● ROWS:
------

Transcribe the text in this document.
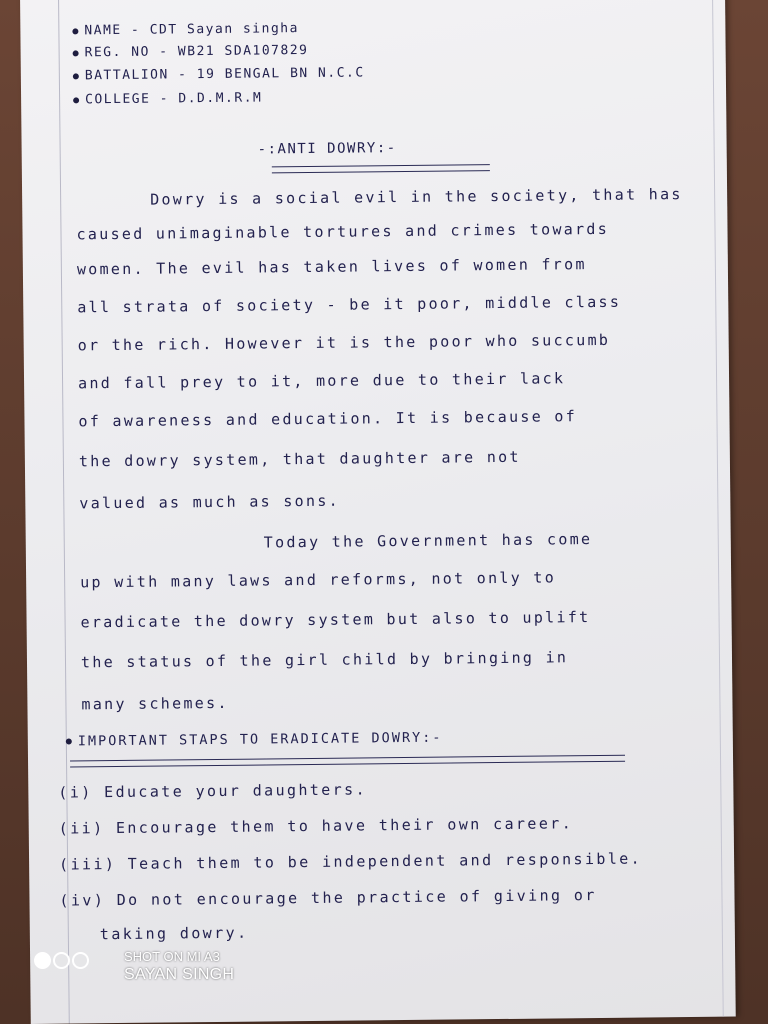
NAME - CDT Sayan singha
REG. NO - WB21 SDA107829
BATTALION - 19 BENGAL BN N.C.C
COLLEGE - D.D.M.R.M
-:ANTI DOWRY:-
Dowry is a social evil in the society, that has
caused unimaginable tortures and crimes towards
women. The evil has taken lives of women from
all strata of society - be it poor, middle class
or the rich. However it is the poor who succumb
and fall prey to it, more due to their lack
of awareness and education. It is because of
the dowry system, that daughter are not
valued as much as sons.
Today the Government has come
up with many laws and reforms, not only to
eradicate the dowry system but also to uplift
the status of the girl child by bringing in
many schemes.
IMPORTANT STAPS TO ERADICATE DOWRY:-
(i) Educate your daughters.
(ii) Encourage them to have their own career.
(iii) Teach them to be independent and responsible.
(iv) Do not encourage the practice of giving or
taking dowry.
SHOT ON MI A3
SAYAN SINGH
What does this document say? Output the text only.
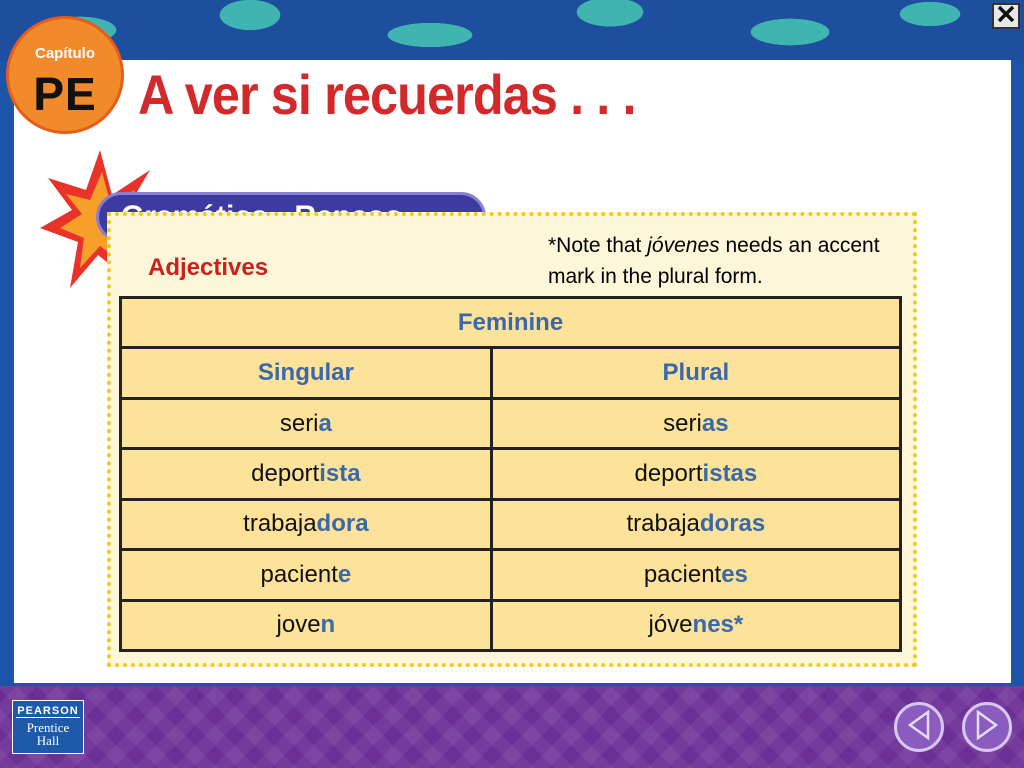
Capítulo
PE A ver si recuerdas . . .
Adjectives
*Note that jóvenes needs an accent mark in the plural form.
Feminine	
Singular	Plural
seria	serias
deportista	deportistas
trabajadora	trabajadoras
paciente	pacientes
joven	jóvenes*
PEARSON
Prentice
Hall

------

● WHAT NEEDS TO BE DONE:
In the listing, find every line containing the word "only" and list it.

● EXPECTED ANSWER:
up with many laws and reforms, not only to
What does this document say? Output the text only.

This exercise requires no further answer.